:: Exercise ::
Write out the whole listing again, exactly.

:: Data provided ::
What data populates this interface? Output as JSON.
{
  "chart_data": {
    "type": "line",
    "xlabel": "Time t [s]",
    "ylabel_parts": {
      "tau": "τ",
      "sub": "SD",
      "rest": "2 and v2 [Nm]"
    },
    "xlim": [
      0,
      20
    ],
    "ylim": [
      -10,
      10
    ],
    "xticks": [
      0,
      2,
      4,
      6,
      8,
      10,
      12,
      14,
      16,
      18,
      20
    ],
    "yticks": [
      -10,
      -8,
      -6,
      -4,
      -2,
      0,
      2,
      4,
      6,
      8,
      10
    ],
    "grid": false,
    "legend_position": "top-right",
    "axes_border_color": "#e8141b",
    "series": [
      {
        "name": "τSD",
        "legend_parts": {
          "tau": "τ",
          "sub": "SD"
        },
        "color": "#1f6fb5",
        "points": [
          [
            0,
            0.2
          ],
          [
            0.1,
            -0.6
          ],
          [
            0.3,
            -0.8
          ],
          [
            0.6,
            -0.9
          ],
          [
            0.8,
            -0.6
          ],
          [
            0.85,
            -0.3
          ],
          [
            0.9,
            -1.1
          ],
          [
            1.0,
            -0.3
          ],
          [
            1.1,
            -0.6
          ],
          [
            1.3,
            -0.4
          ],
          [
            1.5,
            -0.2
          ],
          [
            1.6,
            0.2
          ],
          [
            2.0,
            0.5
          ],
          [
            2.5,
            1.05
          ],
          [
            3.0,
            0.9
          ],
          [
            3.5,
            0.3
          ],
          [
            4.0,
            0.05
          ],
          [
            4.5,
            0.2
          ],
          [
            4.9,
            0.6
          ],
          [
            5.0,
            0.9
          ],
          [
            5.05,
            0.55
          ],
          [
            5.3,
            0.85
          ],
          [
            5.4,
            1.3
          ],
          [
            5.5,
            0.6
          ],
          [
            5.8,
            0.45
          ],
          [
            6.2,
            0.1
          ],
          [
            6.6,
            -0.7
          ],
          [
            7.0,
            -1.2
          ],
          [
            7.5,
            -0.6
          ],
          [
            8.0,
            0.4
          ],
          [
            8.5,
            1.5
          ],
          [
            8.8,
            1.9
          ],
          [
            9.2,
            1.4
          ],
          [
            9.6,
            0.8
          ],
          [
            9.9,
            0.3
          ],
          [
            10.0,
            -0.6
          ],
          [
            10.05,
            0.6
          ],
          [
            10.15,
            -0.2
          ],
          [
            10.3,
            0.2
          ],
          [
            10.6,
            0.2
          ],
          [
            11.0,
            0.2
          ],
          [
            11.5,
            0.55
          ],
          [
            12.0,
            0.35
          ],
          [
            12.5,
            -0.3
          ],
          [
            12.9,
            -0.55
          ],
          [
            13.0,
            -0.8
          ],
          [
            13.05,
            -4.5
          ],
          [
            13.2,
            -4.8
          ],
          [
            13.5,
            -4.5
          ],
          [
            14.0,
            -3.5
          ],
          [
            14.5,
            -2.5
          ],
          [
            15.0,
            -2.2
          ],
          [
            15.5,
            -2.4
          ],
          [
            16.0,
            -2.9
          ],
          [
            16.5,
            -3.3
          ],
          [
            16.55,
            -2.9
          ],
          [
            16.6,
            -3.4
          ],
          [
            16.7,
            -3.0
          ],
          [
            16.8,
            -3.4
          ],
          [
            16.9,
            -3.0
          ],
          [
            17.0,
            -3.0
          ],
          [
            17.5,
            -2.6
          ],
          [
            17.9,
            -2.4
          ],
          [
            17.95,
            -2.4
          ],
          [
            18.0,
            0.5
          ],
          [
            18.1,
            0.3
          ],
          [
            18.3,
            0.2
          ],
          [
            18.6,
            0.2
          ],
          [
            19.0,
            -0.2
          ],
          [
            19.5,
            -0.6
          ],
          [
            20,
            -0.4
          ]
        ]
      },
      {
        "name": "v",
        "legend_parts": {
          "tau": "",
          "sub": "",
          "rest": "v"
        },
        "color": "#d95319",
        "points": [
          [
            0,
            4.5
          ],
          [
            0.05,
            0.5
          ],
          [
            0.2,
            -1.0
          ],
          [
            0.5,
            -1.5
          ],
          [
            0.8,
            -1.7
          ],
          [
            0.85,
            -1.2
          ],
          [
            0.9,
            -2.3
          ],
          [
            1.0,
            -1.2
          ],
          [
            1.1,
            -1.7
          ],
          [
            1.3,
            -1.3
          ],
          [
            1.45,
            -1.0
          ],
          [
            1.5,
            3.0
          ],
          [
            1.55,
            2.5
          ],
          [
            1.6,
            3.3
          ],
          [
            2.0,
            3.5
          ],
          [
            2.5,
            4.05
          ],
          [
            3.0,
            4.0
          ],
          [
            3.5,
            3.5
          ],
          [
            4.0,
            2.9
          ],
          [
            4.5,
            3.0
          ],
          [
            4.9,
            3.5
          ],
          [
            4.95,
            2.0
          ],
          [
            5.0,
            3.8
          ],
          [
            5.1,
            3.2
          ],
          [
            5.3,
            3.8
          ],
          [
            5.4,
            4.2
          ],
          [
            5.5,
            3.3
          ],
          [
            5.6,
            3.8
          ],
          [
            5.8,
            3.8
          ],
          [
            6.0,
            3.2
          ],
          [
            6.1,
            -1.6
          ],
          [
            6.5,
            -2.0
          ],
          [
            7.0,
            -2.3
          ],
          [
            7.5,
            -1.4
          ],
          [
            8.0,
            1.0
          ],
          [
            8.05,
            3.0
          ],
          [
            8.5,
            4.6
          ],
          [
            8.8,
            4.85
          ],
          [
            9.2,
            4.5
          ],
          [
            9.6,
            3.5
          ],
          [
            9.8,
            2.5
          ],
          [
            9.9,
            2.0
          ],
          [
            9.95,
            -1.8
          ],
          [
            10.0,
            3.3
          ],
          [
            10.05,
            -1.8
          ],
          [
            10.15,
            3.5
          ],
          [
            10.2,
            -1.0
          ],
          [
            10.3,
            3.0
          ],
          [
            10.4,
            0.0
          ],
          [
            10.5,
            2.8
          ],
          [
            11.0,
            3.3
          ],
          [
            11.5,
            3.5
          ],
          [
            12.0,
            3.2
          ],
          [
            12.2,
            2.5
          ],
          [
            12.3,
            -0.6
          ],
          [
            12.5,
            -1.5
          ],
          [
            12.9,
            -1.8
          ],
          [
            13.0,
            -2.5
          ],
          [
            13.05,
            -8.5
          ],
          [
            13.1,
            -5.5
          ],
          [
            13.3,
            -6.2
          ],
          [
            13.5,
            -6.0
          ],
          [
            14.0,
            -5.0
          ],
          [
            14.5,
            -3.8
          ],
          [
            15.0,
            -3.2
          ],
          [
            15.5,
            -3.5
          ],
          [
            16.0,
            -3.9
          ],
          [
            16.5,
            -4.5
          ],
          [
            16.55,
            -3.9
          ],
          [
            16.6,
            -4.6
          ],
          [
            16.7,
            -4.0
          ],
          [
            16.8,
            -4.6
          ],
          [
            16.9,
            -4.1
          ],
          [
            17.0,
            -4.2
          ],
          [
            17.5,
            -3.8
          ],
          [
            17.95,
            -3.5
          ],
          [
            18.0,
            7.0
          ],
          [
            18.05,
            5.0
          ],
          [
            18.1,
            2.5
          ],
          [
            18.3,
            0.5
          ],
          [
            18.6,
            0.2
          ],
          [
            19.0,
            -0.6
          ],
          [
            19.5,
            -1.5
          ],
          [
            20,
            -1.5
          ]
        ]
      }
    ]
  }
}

:: Response to this task ::
What data populates this interface? Output as JSON.
{
  "chart_data": {
    "type": "line",
    "xlabel": "Time t [s]",
    "ylabel_parts": {
      "tau": "τ",
      "sub": "SD",
      "rest": "2 and v2 [Nm]"
    },
    "xlim": [
      0,
      20
    ],
    "ylim": [
      -10,
      10
    ],
    "xticks": [
      0,
      2,
      4,
      6,
      8,
      10,
      12,
      14,
      16,
      18,
      20
    ],
    "yticks": [
      -10,
      -8,
      -6,
      -4,
      -2,
      0,
      2,
      4,
      6,
      8,
      10
    ],
    "grid": false,
    "legend_position": "top-right",
    "axes_border_color": "#e8141b",
    "series": [
      {
        "name": "τSD",
        "legend_parts": {
          "tau": "τ",
          "sub": "SD"
        },
        "color": "#1f6fb5",
        "points": [
          [
            0,
            0.2
          ],
          [
            0.1,
            -0.6
          ],
          [
            0.3,
            -0.8
          ],
          [
            0.6,
            -0.9
          ],
          [
            0.8,
            -0.6
          ],
          [
            0.85,
            -0.3
          ],
          [
            0.9,
            -1.1
          ],
          [
            1.0,
            -0.3
          ],
          [
            1.1,
            -0.6
          ],
          [
            1.3,
            -0.4
          ],
          [
            1.5,
            -0.2
          ],
          [
            1.6,
            0.2
          ],
          [
            2.0,
            0.5
          ],
          [
            2.5,
            1.05
          ],
          [
            3.0,
            0.9
          ],
          [
            3.5,
            0.3
          ],
          [
            4.0,
            0.05
          ],
          [
            4.5,
            0.2
          ],
          [
            4.9,
            0.6
          ],
          [
            5.0,
            0.9
          ],
          [
            5.05,
            0.55
          ],
          [
            5.3,
            0.85
          ],
          [
            5.4,
            1.3
          ],
          [
            5.5,
            0.6
          ],
          [
            5.8,
            0.45
          ],
          [
            6.2,
            0.1
          ],
          [
            6.6,
            -0.7
          ],
          [
            7.0,
            -1.2
          ],
          [
            7.5,
            -0.6
          ],
          [
            8.0,
            0.4
          ],
          [
            8.5,
            1.5
          ],
          [
            8.8,
            1.9
          ],
          [
            9.2,
            1.4
          ],
          [
            9.6,
            0.8
          ],
          [
            9.9,
            0.3
          ],
          [
            10.0,
            -0.6
          ],
          [
            10.05,
            0.6
          ],
          [
            10.15,
            -0.2
          ],
          [
            10.3,
            0.2
          ],
          [
            10.6,
            0.2
          ],
          [
            11.0,
            0.2
          ],
          [
            11.5,
            0.55
          ],
          [
            12.0,
            0.35
          ],
          [
            12.5,
            -0.3
          ],
          [
            12.9,
            -0.55
          ],
          [
            13.0,
            -0.8
          ],
          [
            13.05,
            -4.5
          ],
          [
            13.2,
            -4.8
          ],
          [
            13.5,
            -4.5
          ],
          [
            14.0,
            -3.5
          ],
          [
            14.5,
            -2.5
          ],
          [
            15.0,
            -2.2
          ],
          [
            15.5,
            -2.4
          ],
          [
            16.0,
            -2.9
          ],
          [
            16.5,
            -3.3
          ],
          [
            16.55,
            -2.9
          ],
          [
            16.6,
            -3.4
          ],
          [
            16.7,
            -3.0
          ],
          [
            16.8,
            -3.4
          ],
          [
            16.9,
            -3.0
          ],
          [
            17.0,
            -3.0
          ],
          [
            17.5,
            -2.6
          ],
          [
            17.9,
            -2.4
          ],
          [
            17.95,
            -2.4
          ],
          [
            18.0,
            0.5
          ],
          [
            18.1,
            0.3
          ],
          [
            18.3,
            0.2
          ],
          [
            18.6,
            0.2
          ],
          [
            19.0,
            -0.2
          ],
          [
            19.5,
            -0.6
          ],
          [
            20,
            -0.4
          ]
        ]
      },
      {
        "name": "v",
        "legend_parts": {
          "tau": "",
          "sub": "",
          "rest": "v"
        },
        "color": "#d95319",
        "points": [
          [
            0,
            4.5
          ],
          [
            0.05,
            0.5
          ],
          [
            0.2,
            -1.0
          ],
          [
            0.5,
            -1.5
          ],
          [
            0.8,
            -1.7
          ],
          [
            0.85,
            -1.2
          ],
          [
            0.9,
            -2.3
          ],
          [
            1.0,
            -1.2
          ],
          [
            1.1,
            -1.7
          ],
          [
            1.3,
            -1.3
          ],
          [
            1.45,
            -1.0
          ],
          [
            1.5,
            3.0
          ],
          [
            1.55,
            2.5
          ],
          [
            1.6,
            3.3
          ],
          [
            2.0,
            3.5
          ],
          [
            2.5,
            4.05
          ],
          [
            3.0,
            4.0
          ],
          [
            3.5,
            3.5
          ],
          [
            4.0,
            2.9
          ],
          [
            4.5,
            3.0
          ],
          [
            4.9,
            3.5
          ],
          [
            4.95,
            2.0
          ],
          [
            5.0,
            3.8
          ],
          [
            5.1,
            3.2
          ],
          [
            5.3,
            3.8
          ],
          [
            5.4,
            4.2
          ],
          [
            5.5,
            3.3
          ],
          [
            5.6,
            3.8
          ],
          [
            5.8,
            3.8
          ],
          [
            6.0,
            3.2
          ],
          [
            6.1,
            -1.6
          ],
          [
            6.5,
            -2.0
          ],
          [
            7.0,
            -2.3
          ],
          [
            7.5,
            -1.4
          ],
          [
            8.0,
            1.0
          ],
          [
            8.05,
            3.0
          ],
          [
            8.5,
            4.6
          ],
          [
            8.8,
            4.85
          ],
          [
            9.2,
            4.5
          ],
          [
            9.6,
            3.5
          ],
          [
            9.8,
            2.5
          ],
          [
            9.9,
            2.0
          ],
          [
            9.95,
            -1.8
          ],
          [
            10.0,
            3.3
          ],
          [
            10.05,
            -1.8
          ],
          [
            10.15,
            3.5
          ],
          [
            10.2,
            -1.0
          ],
          [
            10.3,
            3.0
          ],
          [
            10.4,
            0.0
          ],
          [
            10.5,
            2.8
          ],
          [
            11.0,
            3.3
          ],
          [
            11.5,
            3.5
          ],
          [
            12.0,
            3.2
          ],
          [
            12.2,
            2.5
          ],
          [
            12.3,
            -0.6
          ],
          [
            12.5,
            -1.5
          ],
          [
            12.9,
            -1.8
          ],
          [
            13.0,
            -2.5
          ],
          [
            13.05,
            -8.5
          ],
          [
            13.1,
            -5.5
          ],
          [
            13.3,
            -6.2
          ],
          [
            13.5,
            -6.0
          ],
          [
            14.0,
            -5.0
          ],
          [
            14.5,
            -3.8
          ],
          [
            15.0,
            -3.2
          ],
          [
            15.5,
            -3.5
          ],
          [
            16.0,
            -3.9
          ],
          [
            16.5,
            -4.5
          ],
          [
            16.55,
            -3.9
          ],
          [
            16.6,
            -4.6
          ],
          [
            16.7,
            -4.0
          ],
          [
            16.8,
            -4.6
          ],
          [
            16.9,
            -4.1
          ],
          [
            17.0,
            -4.2
          ],
          [
            17.5,
            -3.8
          ],
          [
            17.95,
            -3.5
          ],
          [
            18.0,
            7.0
          ],
          [
            18.05,
            5.0
          ],
          [
            18.1,
            2.5
          ],
          [
            18.3,
            0.5
          ],
          [
            18.6,
            0.2
          ],
          [
            19.0,
            -0.6
          ],
          [
            19.5,
            -1.5
          ],
          [
            20,
            -1.5
          ]
        ]
      }
    ]
  }
}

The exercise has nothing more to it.